- [SET PROBLEM]: Retype the material below. Keep every word exactly as it is.

- [ITEMS]:
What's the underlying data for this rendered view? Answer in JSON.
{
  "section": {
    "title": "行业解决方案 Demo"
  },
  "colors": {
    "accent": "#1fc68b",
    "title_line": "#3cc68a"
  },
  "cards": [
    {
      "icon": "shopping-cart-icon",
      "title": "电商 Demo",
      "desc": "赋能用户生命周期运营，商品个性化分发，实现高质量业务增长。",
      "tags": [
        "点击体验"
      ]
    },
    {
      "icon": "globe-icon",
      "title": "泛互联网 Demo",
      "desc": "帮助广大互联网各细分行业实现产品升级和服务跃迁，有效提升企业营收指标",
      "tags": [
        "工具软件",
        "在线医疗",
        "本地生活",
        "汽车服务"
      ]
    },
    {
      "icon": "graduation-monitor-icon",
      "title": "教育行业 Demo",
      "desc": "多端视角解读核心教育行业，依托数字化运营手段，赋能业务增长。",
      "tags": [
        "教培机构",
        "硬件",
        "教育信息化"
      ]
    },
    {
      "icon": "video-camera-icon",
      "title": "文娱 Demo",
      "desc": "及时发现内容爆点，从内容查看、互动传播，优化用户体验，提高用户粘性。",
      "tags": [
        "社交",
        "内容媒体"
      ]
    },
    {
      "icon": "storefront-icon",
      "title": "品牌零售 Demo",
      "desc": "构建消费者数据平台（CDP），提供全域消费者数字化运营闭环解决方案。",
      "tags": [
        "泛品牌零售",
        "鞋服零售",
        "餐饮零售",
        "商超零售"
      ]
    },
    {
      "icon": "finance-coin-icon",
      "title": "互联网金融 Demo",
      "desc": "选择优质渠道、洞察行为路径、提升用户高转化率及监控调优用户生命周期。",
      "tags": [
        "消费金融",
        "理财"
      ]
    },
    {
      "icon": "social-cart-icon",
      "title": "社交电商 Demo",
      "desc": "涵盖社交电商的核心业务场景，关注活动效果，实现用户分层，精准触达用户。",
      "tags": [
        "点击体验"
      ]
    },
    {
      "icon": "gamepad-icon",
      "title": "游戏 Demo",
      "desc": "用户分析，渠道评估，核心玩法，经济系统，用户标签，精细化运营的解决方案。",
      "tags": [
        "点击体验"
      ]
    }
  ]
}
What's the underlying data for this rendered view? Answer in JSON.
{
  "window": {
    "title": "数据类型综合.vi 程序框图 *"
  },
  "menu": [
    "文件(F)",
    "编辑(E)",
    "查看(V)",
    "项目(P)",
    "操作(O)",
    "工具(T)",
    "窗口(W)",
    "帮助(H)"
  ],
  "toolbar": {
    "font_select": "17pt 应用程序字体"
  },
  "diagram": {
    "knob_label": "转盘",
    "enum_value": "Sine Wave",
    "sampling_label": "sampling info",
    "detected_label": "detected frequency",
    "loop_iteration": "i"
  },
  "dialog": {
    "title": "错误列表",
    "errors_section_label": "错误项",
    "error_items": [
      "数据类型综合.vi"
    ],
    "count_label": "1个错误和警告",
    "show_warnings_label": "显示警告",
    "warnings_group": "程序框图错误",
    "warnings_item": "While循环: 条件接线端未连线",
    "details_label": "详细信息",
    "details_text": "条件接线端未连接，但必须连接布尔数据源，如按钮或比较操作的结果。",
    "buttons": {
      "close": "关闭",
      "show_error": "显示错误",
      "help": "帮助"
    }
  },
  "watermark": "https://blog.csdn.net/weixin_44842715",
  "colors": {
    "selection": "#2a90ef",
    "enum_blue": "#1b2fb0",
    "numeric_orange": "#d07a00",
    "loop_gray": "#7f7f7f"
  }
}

- [COMPLETED TASK]:
What's the underlying data for this rendered view? Answer in JSON.
{
  "section": {
    "title": "行业解决方案 Demo"
  },
  "colors": {
    "accent": "#1fc68b",
    "title_line": "#3cc68a"
  },
  "cards": [
    {
      "icon": "shopping-cart-icon",
      "title": "电商 Demo",
      "desc": "赋能用户生命周期运营，商品个性化分发，实现高质量业务增长。",
      "tags": [
        "点击体验"
      ]
    },
    {
      "icon": "globe-icon",
      "title": "泛互联网 Demo",
      "desc": "帮助广大互联网各细分行业实现产品升级和服务跃迁，有效提升企业营收指标",
      "tags": [
        "工具软件",
        "在线医疗",
        "本地生活",
        "汽车服务"
      ]
    },
    {
      "icon": "graduation-monitor-icon",
      "title": "教育行业 Demo",
      "desc": "多端视角解读核心教育行业，依托数字化运营手段，赋能业务增长。",
      "tags": [
        "教培机构",
        "硬件",
        "教育信息化"
      ]
    },
    {
      "icon": "video-camera-icon",
      "title": "文娱 Demo",
      "desc": "及时发现内容爆点，从内容查看、互动传播，优化用户体验，提高用户粘性。",
      "tags": [
        "社交",
        "内容媒体"
      ]
    },
    {
      "icon": "storefront-icon",
      "title": "品牌零售 Demo",
      "desc": "构建消费者数据平台（CDP），提供全域消费者数字化运营闭环解决方案。",
      "tags": [
        "泛品牌零售",
        "鞋服零售",
        "餐饮零售",
        "商超零售"
      ]
    },
    {
      "icon": "finance-coin-icon",
      "title": "互联网金融 Demo",
      "desc": "选择优质渠道、洞察行为路径、提升用户高转化率及监控调优用户生命周期。",
      "tags": [
        "消费金融",
        "理财"
      ]
    },
    {
      "icon": "social-cart-icon",
      "title": "社交电商 Demo",
      "desc": "涵盖社交电商的核心业务场景，关注活动效果，实现用户分层，精准触达用户。",
      "tags": [
        "点击体验"
      ]
    },
    {
      "icon": "gamepad-icon",
      "title": "游戏 Demo",
      "desc": "用户分析，渠道评估，核心玩法，经济系统，用户标签，精细化运营的解决方案。",
      "tags": [
        "点击体验"
      ]
    }
  ]
}
What's the underlying data for this rendered view? Answer in JSON.
{
  "window": {
    "title": "数据类型综合.vi 程序框图 *"
  },
  "menu": [
    "文件(F)",
    "编辑(E)",
    "查看(V)",
    "项目(P)",
    "操作(O)",
    "工具(T)",
    "窗口(W)",
    "帮助(H)"
  ],
  "toolbar": {
    "font_select": "17pt 应用程序字体"
  },
  "diagram": {
    "knob_label": "转盘",
    "enum_value": "Sine Wave",
    "sampling_label": "sampling info",
    "detected_label": "detected frequency",
    "loop_iteration": "i"
  },
  "dialog": {
    "title": "错误列表",
    "errors_section_label": "错误项",
    "error_items": [
      "数据类型综合.vi"
    ],
    "count_label": "1个错误和警告",
    "show_warnings_label": "显示警告",
    "warnings_group": "程序框图错误",
    "warnings_item": "While循环: 条件接线端未连线",
    "details_label": "详细信息",
    "details_text": "条件接线端未连接，但必须连接布尔数据源，如按钮或比较操作的结果。",
    "buttons": {
      "close": "关闭",
      "show_error": "显示错误",
      "help": "帮助"
    }
  },
  "watermark": "https://blog.csdn.net/weixin_44842715",
  "colors": {
    "selection": "#2a90ef",
    "enum_blue": "#1b2fb0",
    "numeric_orange": "#d07a00",
    "loop_gray": "#7f7f7f"
  }
}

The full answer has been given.